## Stated goal 1
In the discussion about tariffs, what did the small 3D printing company attend after outsourcing its casting mold to China became too expensive?
## Stated goal 2
Rewrite the part of the tariff discussion starting at "Along with the" and ending at "CAFE, EPA, etc.", changing "tariffs" to "import taxes" wherever it occurs.

## Page text

• • • •

As Presidents often do, because that’s their job.
That sounds like central management of the economy, plus the kind of tyranny…
No it doesn’t.
The good news is we have a legislature, which, when it finds or is able to grow some balls, will hopefully reclaim that power.
The legislature has been a worthless set of lying grifters for my entire life. They’ll do whatever works best for their personal pocketbook, nothing more. Presumably, that would mean that they would step in to save your stock portfolio too- but if they did that, the public at large would be mad. So right now they’re sitting on their hands hoping the courts will stop Trump so they can resume stuffing their pockets with impunity once again.
We’ll see. What can’t go on forever will end. Trump is attempting to get the United States off the glidepath to oblivion that our so-called elite have put us on, for their own benefit.
If the price of success is that the stock market suffers, then I’m all in. Wall Street can die in a fire.
“Wall Street can die in a fire.”
Along with the Constitution and the economy. Got it.
so what is really driving the return to a reasonable p/e ratio, it’s been too soon to test price resistance as it were,after a quarter that would seem likely,
A cynic would suggest concerted action by parties like black rock, vanguard and other large bloc aggregator funds,
The people voted for Trump and they voted for tariffs.
A bit more than half of the people voted for Trump. Not all of those voters wanted tariffs. Me, I voted for: deregulation, pro-USA values, military buildup, support for Israel, cracking down on illegal immigration. I voted against: military weakness, socialism, anti-Americanism, support for Iran, abuses of power, corruption, DEI, CAFE, EPA, etc.
Trump, on balance, is better than the alternatives. That’s about the best that anyone can hope for in a big country that elects its legislatures and chief executive. I don’t have to pretend to like tariffs and the other boneheaded parts of the election winner’s agenda.
BTW, re Wall Street. Where do you think the capital to finance manufacturing businesses comes from? Tesla, to give one example, wasn’t financed by banks, by seed money from GM, Ford and Chrysler, or by Elon’s bar mitzvah money. Wall Street is an extremely effective capital allocation system that is the envy of the world and integral to much US and world innovation.
I would add that there is a point at which the idea that one should ignore the noise and emotionally driven fluctuations in financial markets gets superseded by the question: Maybe this policy is a bad idea? I think we’re there.
Story posted at X today:
“I work for an initiative that supports US manufacturing. Happy to connect you with as many people as you wish for a conversation. I can tell you a real life story from just last week: A small 3D printing company was going to outsource a casting mold to China, but with the tariffs, it was too expensive. They attended a metal casting bootcamp through our program, learned how to do it themselves, saved a crap ton of money and time. And attracted another $20K in business that week.
It’s definitely happening.”

• • • •

## Data

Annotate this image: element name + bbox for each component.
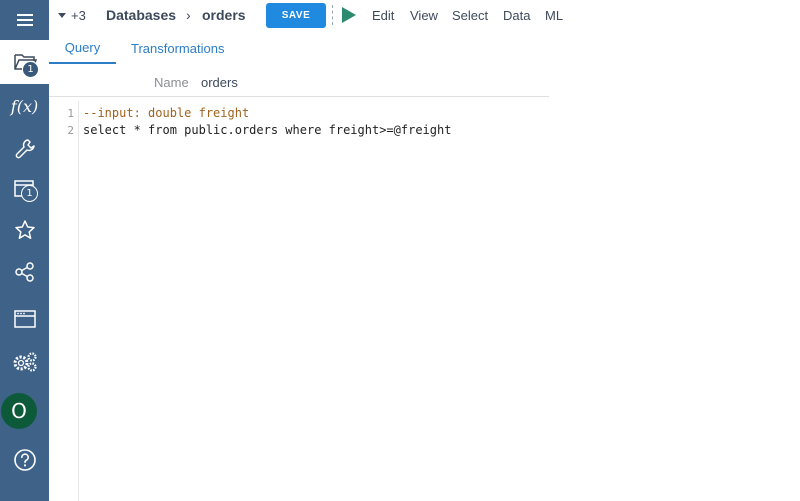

• • • •

## Final result 1
It attended a metal casting bootcamp through the initiative's program.

## Final result 2
Along with the Constitution and the economy. Got it.
so what is really driving the return to a reasonable p/e ratio, it’s been too soon to test price resistance as it were,after a quarter that would seem likely,
A cynic would suggest concerted action by parties like black rock, vanguard and other large bloc aggregator funds,
The people voted for Trump and they voted for import taxes.
A bit more than half of the people voted for Trump. Not all of those voters wanted import taxes. Me, I voted for: deregulation, pro-USA values, military buildup, support for Israel, cracking down on illegal immigration. I voted against: military weakness, socialism, anti-Americanism, support for Iran, abuses of power, corruption, DEI, CAFE, EPA, etc.